What the exercise asks: Copy every line from the records below that holds the word "Current".

Entries:
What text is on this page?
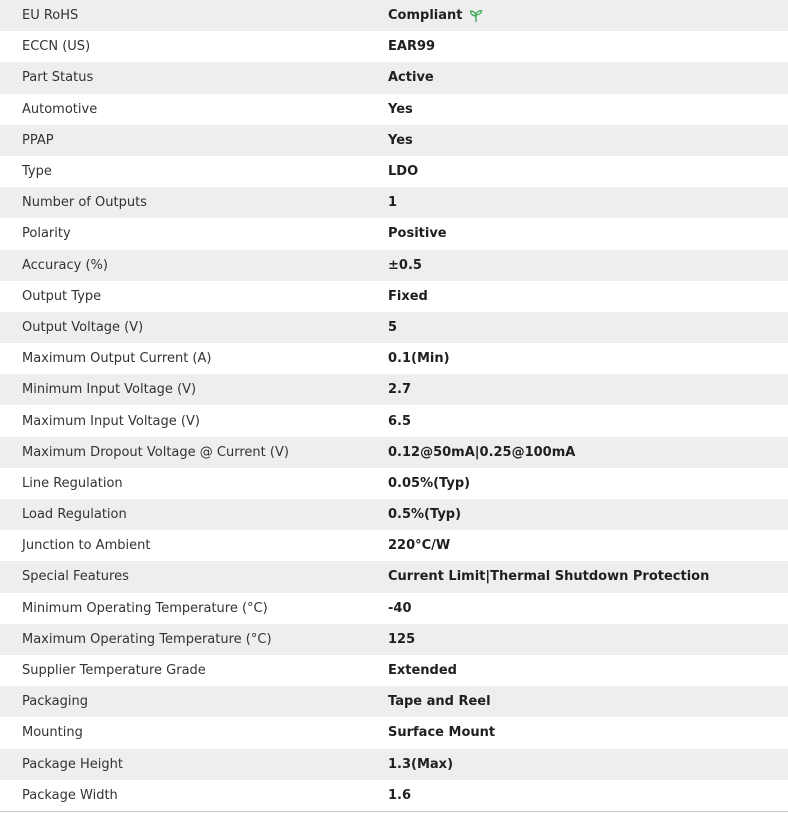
EU RoHS	Compliant
ECCN (US)	EAR99
Part Status	Active
Automotive	Yes
PPAP	Yes
Type	LDO
Number of Outputs	1
Polarity	Positive
Accuracy (%)	±0.5
Output Type	Fixed
Output Voltage (V)	5
Maximum Output Current (A)	0.1(Min)
Minimum Input Voltage (V)	2.7
Maximum Input Voltage (V)	6.5
Maximum Dropout Voltage @ Current (V)	0.12@50mA|0.25@100mA
Line Regulation	0.05%(Typ)
Load Regulation	0.5%(Typ)
Junction to Ambient	220°C/W
Special Features	Current Limit|Thermal Shutdown Protection
Minimum Operating Temperature (°C)	-40
Maximum Operating Temperature (°C)	125
Supplier Temperature Grade	Extended
Packaging	Tape and Reel
Mounting	Surface Mount
Package Height	1.3(Max)
Package Width	1.6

Solution to this problem:
Maximum Output Current (A)	0.1(Min)
Maximum Dropout Voltage @ Current (V)	0.12@50mA|0.25@100mA
Special Features	Current Limit|Thermal Shutdown Protection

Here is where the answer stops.